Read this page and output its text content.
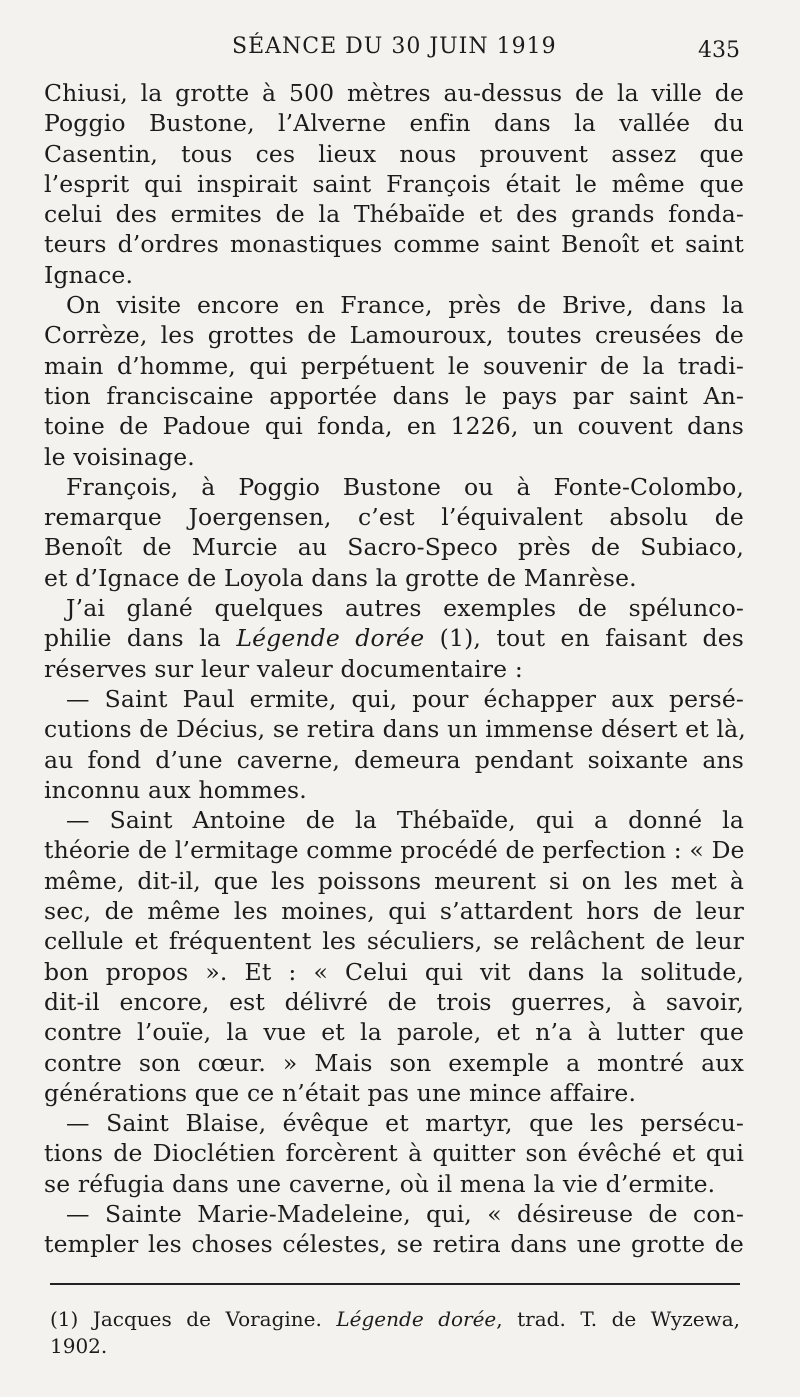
SÉANCE DU 30 JUIN 1919	435
Chiusi, la grotte à 500 mètres au-dessus de la ville de
Poggio Bustone, l’Alverne enfin dans la vallée du
Casentin, tous ces lieux nous prouvent assez que
l’esprit qui inspirait saint François était le même que
celui des ermites de la Thébaïde et des grands fonda-
teurs d’ordres monastiques comme saint Benoît et saint
Ignace.
On visite encore en France, près de Brive, dans la
Corrèze, les grottes de Lamouroux, toutes creusées de
main d’homme, qui perpétuent le souvenir de la tradi-
tion franciscaine apportée dans le pays par saint An-
toine de Padoue qui fonda, en 1226, un couvent dans
le voisinage.
François, à Poggio Bustone ou à Fonte-Colombo,
remarque Joergensen, c’est l’équivalent absolu de
Benoît de Murcie au Sacro-Speco près de Subiaco,
et d’Ignace de Loyola dans la grotte de Manrèse.
J’ai glané quelques autres exemples de spélunco-
philie dans la Légende dorée (1), tout en faisant des
réserves sur leur valeur documentaire :
— Saint Paul ermite, qui, pour échapper aux persé-
cutions de Décius, se retira dans un immense désert et là,
au fond d’une caverne, demeura pendant soixante ans
inconnu aux hommes.
— Saint Antoine de la Thébaïde, qui a donné la
théorie de l’ermitage comme procédé de perfection : « De
même, dit-il, que les poissons meurent si on les met à
sec, de même les moines, qui s’attardent hors de leur
cellule et fréquentent les séculiers, se relâchent de leur
bon propos ». Et : « Celui qui vit dans la solitude,
dit-il encore, est délivré de trois guerres, à savoir,
contre l’ouïe, la vue et la parole, et n’a à lutter que
contre son cœur. » Mais son exemple a montré aux
générations que ce n’était pas une mince affaire.
— Saint Blaise, évêque et martyr, que les persécu-
tions de Dioclétien forcèrent à quitter son évêché et qui
se réfugia dans une caverne, où il mena la vie d’ermite.
— Sainte Marie-Madeleine, qui, « désireuse de con-
templer les choses célestes, se retira dans une grotte de
(1) Jacques de Voragine. Légende dorée, trad. T. de Wyzewa,
1902.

• • • • • • •

Output every entry exactly as given; pictures are not part of the copy.

> In response:
Read this page and output its text content.
SÉANCE DU 30 JUIN 1919	435
Chiusi, la grotte à 500 mètres au-dessus de la ville de
Poggio Bustone, l’Alverne enfin dans la vallée du
Casentin, tous ces lieux nous prouvent assez que
l’esprit qui inspirait saint François était le même que
celui des ermites de la Thébaïde et des grands fonda-
teurs d’ordres monastiques comme saint Benoît et saint
Ignace.
On visite encore en France, près de Brive, dans la
Corrèze, les grottes de Lamouroux, toutes creusées de
main d’homme, qui perpétuent le souvenir de la tradi-
tion franciscaine apportée dans le pays par saint An-
toine de Padoue qui fonda, en 1226, un couvent dans
le voisinage.
François, à Poggio Bustone ou à Fonte-Colombo,
remarque Joergensen, c’est l’équivalent absolu de
Benoît de Murcie au Sacro-Speco près de Subiaco,
et d’Ignace de Loyola dans la grotte de Manrèse.
J’ai glané quelques autres exemples de spélunco-
philie dans la Légende dorée (1), tout en faisant des
réserves sur leur valeur documentaire :
— Saint Paul ermite, qui, pour échapper aux persé-
cutions de Décius, se retira dans un immense désert et là,
au fond d’une caverne, demeura pendant soixante ans
inconnu aux hommes.
— Saint Antoine de la Thébaïde, qui a donné la
théorie de l’ermitage comme procédé de perfection : « De
même, dit-il, que les poissons meurent si on les met à
sec, de même les moines, qui s’attardent hors de leur
cellule et fréquentent les séculiers, se relâchent de leur
bon propos ». Et : « Celui qui vit dans la solitude,
dit-il encore, est délivré de trois guerres, à savoir,
contre l’ouïe, la vue et la parole, et n’a à lutter que
contre son cœur. » Mais son exemple a montré aux
générations que ce n’était pas une mince affaire.
— Saint Blaise, évêque et martyr, que les persécu-
tions de Dioclétien forcèrent à quitter son évêché et qui
se réfugia dans une caverne, où il mena la vie d’ermite.
— Sainte Marie-Madeleine, qui, « désireuse de con-
templer les choses célestes, se retira dans une grotte de
(1) Jacques de Voragine. Légende dorée, trad. T. de Wyzewa,
1902.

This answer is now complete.